┌─ RECORDED DATA
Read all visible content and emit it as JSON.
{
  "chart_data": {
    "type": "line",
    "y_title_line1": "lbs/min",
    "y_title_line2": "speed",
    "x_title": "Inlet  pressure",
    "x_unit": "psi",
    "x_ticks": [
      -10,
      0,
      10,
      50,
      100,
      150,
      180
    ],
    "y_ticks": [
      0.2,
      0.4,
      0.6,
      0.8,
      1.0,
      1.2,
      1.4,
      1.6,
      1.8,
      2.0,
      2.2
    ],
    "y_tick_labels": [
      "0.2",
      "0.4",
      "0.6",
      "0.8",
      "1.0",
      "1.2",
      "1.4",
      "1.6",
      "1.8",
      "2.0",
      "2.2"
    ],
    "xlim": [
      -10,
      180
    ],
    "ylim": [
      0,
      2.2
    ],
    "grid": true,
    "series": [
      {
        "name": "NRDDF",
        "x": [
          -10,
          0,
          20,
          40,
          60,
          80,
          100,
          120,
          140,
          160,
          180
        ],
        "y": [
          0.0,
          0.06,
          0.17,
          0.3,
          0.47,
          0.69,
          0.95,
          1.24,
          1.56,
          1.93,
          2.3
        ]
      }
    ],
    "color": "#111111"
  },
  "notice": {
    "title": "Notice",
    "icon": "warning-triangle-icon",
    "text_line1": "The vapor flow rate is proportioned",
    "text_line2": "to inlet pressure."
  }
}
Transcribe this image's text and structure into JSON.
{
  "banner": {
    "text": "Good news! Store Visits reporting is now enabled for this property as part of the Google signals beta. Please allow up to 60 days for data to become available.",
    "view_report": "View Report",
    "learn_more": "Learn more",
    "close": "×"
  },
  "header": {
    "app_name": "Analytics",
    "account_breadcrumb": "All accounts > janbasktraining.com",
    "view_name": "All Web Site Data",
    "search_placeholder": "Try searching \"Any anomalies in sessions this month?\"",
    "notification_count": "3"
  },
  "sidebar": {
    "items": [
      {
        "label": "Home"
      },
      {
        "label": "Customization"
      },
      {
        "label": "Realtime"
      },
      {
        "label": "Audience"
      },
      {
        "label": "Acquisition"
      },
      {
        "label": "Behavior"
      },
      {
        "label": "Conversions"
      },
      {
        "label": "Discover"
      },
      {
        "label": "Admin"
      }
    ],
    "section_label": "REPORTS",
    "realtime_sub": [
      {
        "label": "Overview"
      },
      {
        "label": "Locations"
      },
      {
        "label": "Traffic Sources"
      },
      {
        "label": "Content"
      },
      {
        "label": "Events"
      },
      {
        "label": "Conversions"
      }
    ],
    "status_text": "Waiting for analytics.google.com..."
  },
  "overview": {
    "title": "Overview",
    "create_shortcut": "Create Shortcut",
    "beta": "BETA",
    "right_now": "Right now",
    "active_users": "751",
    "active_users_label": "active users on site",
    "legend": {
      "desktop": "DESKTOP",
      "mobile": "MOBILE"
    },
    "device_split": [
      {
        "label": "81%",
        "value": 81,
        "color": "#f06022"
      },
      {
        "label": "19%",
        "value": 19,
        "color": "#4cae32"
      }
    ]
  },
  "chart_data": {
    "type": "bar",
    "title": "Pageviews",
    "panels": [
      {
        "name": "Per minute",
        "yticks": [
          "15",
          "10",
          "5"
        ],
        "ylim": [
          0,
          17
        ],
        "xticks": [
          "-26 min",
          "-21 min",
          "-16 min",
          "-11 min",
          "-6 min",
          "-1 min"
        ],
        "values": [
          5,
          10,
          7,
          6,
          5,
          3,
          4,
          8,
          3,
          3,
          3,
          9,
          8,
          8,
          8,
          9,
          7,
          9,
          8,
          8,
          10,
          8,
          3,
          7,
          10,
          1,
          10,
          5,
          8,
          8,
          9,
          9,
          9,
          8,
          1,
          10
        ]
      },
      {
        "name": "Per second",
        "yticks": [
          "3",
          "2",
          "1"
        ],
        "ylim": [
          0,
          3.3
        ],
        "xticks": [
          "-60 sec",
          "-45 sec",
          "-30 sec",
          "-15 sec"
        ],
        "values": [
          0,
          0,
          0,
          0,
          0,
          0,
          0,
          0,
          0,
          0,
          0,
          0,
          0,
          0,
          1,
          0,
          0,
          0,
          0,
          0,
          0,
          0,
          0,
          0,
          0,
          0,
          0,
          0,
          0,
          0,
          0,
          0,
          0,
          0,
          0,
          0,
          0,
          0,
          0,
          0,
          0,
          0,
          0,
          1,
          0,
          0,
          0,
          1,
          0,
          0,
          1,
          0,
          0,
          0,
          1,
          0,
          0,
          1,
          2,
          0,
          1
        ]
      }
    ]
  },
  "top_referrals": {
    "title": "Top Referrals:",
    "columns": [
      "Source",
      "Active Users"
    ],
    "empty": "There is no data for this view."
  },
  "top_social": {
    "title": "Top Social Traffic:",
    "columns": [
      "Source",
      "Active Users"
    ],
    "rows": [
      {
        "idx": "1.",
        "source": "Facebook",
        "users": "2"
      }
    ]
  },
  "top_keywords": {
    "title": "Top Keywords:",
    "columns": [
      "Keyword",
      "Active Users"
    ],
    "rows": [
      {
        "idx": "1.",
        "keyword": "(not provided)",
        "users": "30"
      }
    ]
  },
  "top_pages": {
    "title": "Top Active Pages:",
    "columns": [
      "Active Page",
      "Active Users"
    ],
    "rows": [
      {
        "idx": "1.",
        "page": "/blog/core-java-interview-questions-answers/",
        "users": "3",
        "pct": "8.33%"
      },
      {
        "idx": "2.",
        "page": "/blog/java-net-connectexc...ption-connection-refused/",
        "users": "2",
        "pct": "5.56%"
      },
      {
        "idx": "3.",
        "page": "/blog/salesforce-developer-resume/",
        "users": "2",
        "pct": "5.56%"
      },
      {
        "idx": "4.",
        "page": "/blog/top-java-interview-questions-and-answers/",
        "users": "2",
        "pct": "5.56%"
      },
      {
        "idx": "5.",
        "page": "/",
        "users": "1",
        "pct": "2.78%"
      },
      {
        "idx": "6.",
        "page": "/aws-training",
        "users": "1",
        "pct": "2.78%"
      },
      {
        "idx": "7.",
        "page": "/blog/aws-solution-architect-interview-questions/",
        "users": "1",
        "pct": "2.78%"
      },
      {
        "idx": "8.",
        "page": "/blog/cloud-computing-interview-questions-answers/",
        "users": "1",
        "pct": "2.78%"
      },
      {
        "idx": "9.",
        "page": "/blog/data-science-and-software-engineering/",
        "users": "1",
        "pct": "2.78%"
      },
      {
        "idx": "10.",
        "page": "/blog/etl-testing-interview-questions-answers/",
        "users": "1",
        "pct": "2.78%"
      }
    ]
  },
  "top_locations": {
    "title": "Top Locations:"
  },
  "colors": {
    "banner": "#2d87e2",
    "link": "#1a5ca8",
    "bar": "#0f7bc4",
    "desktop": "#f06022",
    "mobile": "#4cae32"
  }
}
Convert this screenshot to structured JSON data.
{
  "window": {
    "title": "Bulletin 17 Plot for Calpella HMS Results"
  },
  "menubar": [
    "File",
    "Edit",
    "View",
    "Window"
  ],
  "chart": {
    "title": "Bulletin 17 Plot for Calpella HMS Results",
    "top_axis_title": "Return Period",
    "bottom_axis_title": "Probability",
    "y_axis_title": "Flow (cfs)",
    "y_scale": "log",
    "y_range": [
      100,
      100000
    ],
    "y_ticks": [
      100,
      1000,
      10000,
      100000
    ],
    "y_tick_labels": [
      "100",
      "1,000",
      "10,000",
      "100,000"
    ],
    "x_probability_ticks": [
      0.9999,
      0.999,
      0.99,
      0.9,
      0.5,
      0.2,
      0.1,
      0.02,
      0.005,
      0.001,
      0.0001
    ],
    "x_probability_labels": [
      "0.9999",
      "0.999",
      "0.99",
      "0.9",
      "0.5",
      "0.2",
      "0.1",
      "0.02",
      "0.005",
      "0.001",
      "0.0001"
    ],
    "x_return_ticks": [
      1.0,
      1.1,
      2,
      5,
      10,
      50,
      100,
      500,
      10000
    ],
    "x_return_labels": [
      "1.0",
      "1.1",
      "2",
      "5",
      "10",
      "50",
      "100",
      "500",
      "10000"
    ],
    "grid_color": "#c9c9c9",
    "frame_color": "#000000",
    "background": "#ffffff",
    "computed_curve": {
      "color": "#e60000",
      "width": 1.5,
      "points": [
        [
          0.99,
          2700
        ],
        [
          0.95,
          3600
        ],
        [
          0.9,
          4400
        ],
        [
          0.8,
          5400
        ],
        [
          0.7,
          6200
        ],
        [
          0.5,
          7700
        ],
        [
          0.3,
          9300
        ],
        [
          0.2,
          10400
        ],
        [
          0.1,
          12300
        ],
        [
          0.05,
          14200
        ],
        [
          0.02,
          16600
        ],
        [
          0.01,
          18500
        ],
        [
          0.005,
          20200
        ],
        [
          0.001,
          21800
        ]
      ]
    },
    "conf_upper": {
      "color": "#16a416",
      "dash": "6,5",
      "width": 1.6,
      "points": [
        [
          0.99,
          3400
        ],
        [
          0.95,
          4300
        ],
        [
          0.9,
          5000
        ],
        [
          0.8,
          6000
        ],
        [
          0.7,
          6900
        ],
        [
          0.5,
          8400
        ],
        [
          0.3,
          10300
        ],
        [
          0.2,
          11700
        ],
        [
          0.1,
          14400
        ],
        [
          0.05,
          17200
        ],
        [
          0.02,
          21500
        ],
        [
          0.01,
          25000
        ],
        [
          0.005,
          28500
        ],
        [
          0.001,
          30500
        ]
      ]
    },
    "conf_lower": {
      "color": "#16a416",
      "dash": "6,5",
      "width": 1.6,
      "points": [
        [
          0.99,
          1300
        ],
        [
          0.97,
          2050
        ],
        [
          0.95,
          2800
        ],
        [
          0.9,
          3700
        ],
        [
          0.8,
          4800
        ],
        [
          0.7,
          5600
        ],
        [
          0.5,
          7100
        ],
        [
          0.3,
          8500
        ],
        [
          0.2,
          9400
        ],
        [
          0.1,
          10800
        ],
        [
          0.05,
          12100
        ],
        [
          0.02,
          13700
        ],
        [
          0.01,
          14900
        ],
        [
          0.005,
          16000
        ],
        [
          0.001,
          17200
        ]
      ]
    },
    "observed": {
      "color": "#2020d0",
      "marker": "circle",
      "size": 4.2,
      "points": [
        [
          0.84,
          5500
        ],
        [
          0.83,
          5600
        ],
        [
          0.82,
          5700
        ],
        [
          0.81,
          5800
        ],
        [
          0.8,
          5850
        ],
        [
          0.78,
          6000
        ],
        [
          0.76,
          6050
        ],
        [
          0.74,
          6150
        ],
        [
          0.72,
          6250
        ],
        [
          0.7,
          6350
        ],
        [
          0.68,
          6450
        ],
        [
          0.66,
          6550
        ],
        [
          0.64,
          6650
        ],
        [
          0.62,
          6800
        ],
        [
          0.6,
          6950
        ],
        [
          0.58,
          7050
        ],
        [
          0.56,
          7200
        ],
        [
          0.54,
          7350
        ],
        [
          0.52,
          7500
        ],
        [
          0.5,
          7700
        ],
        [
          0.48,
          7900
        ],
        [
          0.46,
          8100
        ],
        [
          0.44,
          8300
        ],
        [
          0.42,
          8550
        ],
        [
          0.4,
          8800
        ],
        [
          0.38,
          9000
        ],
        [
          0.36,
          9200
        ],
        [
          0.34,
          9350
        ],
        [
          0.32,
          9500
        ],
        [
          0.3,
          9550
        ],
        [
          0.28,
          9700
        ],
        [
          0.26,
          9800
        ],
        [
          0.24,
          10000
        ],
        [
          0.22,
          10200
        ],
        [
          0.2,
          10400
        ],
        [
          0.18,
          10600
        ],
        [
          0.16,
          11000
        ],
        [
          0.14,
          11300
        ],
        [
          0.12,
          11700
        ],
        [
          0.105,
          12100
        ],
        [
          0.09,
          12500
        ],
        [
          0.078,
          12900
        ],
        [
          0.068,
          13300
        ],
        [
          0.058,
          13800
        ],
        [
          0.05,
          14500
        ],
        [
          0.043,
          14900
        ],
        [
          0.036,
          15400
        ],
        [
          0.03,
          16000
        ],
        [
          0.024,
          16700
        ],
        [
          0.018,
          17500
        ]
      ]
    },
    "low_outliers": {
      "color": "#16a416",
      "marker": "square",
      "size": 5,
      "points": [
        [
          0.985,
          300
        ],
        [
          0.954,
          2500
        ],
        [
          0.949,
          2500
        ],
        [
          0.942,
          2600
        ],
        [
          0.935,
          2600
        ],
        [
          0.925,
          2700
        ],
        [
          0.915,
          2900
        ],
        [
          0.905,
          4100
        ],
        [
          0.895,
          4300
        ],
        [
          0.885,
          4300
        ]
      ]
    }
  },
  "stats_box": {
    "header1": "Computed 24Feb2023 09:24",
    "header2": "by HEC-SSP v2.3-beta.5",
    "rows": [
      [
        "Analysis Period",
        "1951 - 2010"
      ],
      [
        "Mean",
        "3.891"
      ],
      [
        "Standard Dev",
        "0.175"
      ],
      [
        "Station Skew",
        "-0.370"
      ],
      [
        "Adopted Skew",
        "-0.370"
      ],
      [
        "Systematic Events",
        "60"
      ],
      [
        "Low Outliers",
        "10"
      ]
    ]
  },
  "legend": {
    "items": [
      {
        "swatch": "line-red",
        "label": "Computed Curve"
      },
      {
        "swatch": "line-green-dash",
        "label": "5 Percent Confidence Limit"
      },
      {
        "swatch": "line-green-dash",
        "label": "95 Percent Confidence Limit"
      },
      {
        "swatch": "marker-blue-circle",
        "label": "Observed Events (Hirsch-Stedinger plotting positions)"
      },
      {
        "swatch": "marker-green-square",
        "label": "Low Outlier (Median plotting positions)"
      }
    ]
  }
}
└─
**WRITTEN TASK**
Only lines that contain the word "Events" are wanted; copy each of them.

**SOLUTION TO THIS EXERCISE**
        "label": "Events"
        "Systematic Events",
        "label": "Observed Events (Hirsch-Stedinger plotting positions)"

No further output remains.